In the entries, find all lines that hold the word "Enrollment" and copy them.

[Stored data entries]

►

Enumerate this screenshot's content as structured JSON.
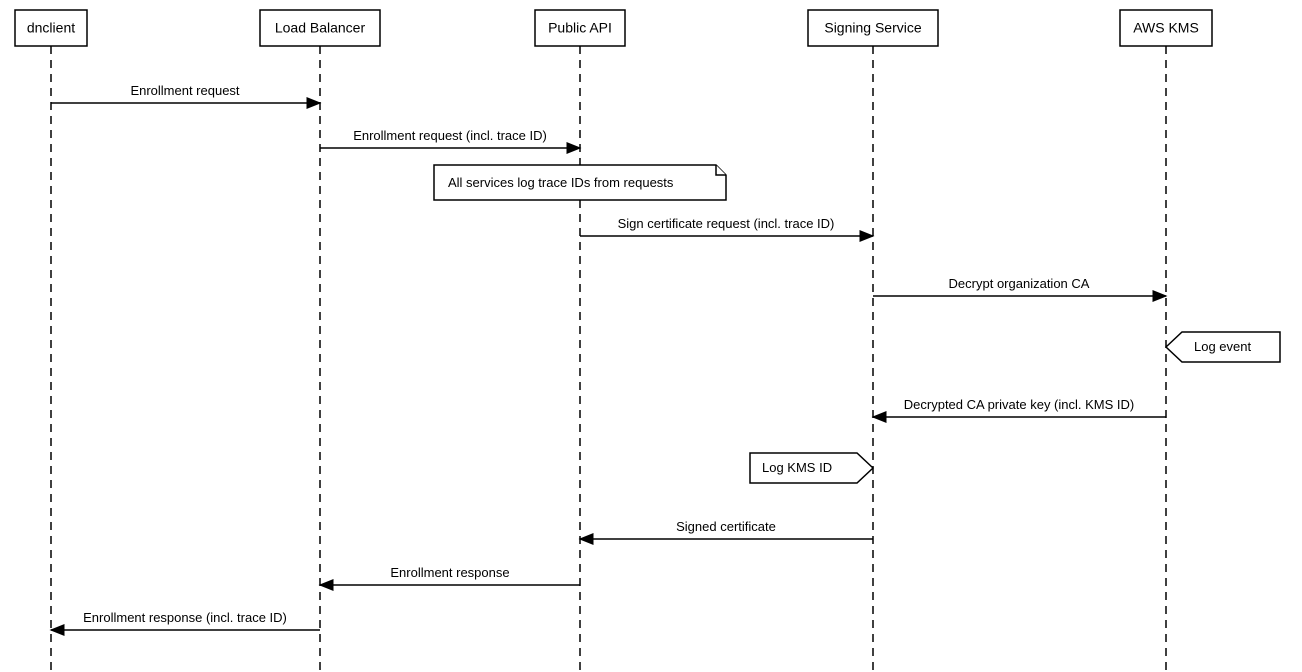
{
  "participants": {
    "p0": "dnclient",
    "p1": "Load Balancer",
    "p2": "Public API",
    "p3": "Signing Service",
    "p4": "AWS KMS"
  },
  "messages": {
    "m1": "Enrollment request",
    "m2": "Enrollment request (incl. trace ID)",
    "m3": "Sign certificate request (incl. trace ID)",
    "m4": "Decrypt organization CA",
    "m5": "Decrypted CA private key (incl. KMS ID)",
    "m6": "Signed certificate",
    "m7": "Enrollment response",
    "m8": "Enrollment response (incl. trace ID)"
  },
  "notes": {
    "n1": "All services log trace IDs from requests",
    "n2": "Log event",
    "n3": "Log KMS ID"
  }
}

◄

▶ [RESULT OF THIS EXERCISE]
    "m1": "Enrollment request",
    "m2": "Enrollment request (incl. trace ID)",
    "m7": "Enrollment response",
    "m8": "Enrollment response (incl. trace ID)"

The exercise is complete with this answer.